> **REQUESTS**:
a: In the article on the RAID dataset, how many volunteers took part in the laboratory experiment?
b: Repeat the passage from the RAID dataset article starting with "While people were" and going on through "in people’s decisions.".
c: List the four image distortions that the RAID dataset article says the researchers focused on.

Every day, your eyes effortlessly cope with photos that are tilted, zoomed, shifted, or a bit grainy—think of snapping a moving subject with your phone or scrolling through slightly blurry social media images. But how, exactly, do people sense these changes, and can computers be taught to judge image quality the way we do? This article introduces a new dataset, called RAID, that carefully measures how human observers react to simple but common image distortions, providing a bridge between everyday visual experience and the algorithms that power cameras, streaming services, and artificial intelligence.

Figure 1
Figure 1.

Common picture tweaks put to the test

The researchers focused on four very basic changes that happen constantly in both the real world and digital images: rotation (tilting an image), translation (sliding it sideways), scaling (zooming in or out), and adding grainy speckle known as Gaussian noise. Unlike many existing image-quality databases that emphasize compression artifacts or digital glitches, these transformations mimic what happens when you move your head, shift your gaze, or when objects move and lighting changes. Using 24 natural color photographs from a well-known Kodak image collection, the team created nine increasing levels of each distortion, plus the original, for a total of 888 images.

How people compared picture differences

To find out how noticeable these changes really are, 210 volunteers came into a controlled laboratory, sat in front of calibrated monitors, and took part in more than 40,000 trials. In each trial, they saw two pairs of images on the screen and had to answer a simple question: which pair looks more different from each other, the left pair or the right pair? This method, known in vision science as Maximum Likelihood Difference Scaling, allowed the researchers to turn many such choices into a smooth “perceptual scale” for each distortion. Each point on a scale shows how strong a given distortion level feels to the average observer, from barely visible to clearly obvious.

Figure 2
Figure 2.

Timing how fast the brain reacts

While people were making their choices, the experiment also recorded how long they took to respond. These reaction times revealed a classic pattern seen in other areas of perception: when the difference between the images was very small or extremely large, people responded relatively quickly, but at intermediate difficulty they slowed down. As distortions grew stronger, the visual system needed less time to decide which pair differed more. This behavior matches a well-known rule in psychology, Piéron’s law, which links stronger sensory signals to faster responses and supports the idea that the dataset is capturing genuine properties of human vision rather than random noise in people’s decisions.

> **DATA LISTING**:
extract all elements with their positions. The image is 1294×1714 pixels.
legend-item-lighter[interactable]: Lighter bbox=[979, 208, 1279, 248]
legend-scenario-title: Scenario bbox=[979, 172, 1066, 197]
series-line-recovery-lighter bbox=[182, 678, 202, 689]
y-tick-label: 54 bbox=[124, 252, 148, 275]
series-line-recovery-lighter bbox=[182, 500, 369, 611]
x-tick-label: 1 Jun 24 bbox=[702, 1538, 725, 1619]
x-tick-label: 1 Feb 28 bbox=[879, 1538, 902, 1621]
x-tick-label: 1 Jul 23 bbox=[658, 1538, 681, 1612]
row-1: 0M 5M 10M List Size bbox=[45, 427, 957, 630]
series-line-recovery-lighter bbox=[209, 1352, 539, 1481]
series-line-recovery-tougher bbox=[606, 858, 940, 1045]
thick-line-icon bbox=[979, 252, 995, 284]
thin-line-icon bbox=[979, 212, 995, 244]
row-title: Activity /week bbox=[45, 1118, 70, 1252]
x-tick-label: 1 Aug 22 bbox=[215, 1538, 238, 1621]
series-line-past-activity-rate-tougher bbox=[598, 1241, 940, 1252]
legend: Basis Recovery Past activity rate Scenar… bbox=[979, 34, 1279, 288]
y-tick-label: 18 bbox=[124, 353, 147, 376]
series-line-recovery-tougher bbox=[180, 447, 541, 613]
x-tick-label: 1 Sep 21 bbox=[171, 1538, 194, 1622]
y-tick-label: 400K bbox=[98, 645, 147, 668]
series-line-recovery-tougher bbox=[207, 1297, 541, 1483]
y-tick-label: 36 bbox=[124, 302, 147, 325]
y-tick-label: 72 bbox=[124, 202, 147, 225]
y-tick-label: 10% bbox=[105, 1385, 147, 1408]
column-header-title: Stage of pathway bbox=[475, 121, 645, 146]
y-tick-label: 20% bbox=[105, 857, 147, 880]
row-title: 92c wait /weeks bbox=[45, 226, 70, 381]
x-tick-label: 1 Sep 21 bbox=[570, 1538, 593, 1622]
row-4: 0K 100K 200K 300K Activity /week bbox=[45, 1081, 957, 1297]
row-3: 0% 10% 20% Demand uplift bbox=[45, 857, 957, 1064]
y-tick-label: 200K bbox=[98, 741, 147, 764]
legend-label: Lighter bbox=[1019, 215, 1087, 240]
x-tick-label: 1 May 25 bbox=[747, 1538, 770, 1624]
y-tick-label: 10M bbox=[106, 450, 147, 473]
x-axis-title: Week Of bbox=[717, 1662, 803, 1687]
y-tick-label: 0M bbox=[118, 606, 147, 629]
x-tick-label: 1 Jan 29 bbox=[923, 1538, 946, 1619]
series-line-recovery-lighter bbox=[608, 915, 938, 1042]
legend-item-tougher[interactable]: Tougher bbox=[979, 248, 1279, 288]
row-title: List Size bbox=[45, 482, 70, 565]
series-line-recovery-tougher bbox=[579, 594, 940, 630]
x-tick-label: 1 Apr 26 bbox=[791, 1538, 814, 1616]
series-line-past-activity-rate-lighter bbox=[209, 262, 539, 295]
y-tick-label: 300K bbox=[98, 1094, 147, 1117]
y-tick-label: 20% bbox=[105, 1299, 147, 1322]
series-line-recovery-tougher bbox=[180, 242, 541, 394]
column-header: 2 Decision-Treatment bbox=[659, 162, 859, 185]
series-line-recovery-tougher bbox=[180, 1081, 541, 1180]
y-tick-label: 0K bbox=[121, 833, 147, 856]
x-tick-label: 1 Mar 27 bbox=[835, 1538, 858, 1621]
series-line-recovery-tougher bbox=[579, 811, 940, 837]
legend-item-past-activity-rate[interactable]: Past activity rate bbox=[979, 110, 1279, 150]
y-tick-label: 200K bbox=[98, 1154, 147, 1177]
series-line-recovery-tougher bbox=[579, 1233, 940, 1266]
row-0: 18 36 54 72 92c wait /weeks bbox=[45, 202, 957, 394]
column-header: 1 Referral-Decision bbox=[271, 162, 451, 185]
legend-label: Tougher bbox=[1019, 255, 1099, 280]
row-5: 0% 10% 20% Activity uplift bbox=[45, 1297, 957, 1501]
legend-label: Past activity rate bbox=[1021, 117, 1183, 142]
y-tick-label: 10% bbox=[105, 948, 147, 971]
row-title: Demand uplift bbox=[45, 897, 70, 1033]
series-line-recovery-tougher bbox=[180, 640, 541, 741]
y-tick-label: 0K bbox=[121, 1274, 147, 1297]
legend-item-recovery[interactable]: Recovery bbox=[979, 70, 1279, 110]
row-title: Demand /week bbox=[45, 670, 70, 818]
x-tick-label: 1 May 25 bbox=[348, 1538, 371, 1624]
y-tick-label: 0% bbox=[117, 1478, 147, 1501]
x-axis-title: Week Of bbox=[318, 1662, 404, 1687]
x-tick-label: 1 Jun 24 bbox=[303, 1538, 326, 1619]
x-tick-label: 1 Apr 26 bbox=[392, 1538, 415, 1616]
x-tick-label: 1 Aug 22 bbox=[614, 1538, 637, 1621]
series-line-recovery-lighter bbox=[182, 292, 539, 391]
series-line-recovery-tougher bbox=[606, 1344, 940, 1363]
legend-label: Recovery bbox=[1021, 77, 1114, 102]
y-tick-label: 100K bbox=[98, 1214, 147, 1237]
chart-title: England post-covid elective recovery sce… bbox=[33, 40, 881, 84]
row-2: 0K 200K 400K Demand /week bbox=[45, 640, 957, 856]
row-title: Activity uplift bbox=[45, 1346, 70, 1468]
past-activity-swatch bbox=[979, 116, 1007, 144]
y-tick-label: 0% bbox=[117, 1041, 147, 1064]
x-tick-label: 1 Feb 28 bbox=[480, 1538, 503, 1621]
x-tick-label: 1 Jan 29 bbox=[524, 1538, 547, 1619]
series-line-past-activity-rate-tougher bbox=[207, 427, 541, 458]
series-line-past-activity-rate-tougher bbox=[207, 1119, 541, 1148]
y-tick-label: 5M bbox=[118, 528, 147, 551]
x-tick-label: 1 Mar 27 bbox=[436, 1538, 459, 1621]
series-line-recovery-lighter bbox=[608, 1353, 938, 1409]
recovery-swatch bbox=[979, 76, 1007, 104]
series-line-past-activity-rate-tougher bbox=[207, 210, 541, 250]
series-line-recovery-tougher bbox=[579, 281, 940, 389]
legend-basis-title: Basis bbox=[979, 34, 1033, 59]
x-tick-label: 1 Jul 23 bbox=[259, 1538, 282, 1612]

> **TASK-BY-TASK ANSWERS**:
a: 210

b:
While people were making their choices, the experiment also recorded how long they took to respond. These reaction times revealed a classic pattern seen in other areas of perception: when the difference between the images was very small or extremely large, people responded relatively quickly, but at intermediate difficulty they slowed down. As distortions grew stronger, the visual system needed less time to decide which pair differed more. This behavior matches a well-known rule in psychology, Piéron’s law, which links stronger sensory signals to faster responses and supports the idea that the dataset is capturing genuine properties of human vision rather than random noise in people’s decisions.

c: Rotation, translation, scaling, Gaussian noise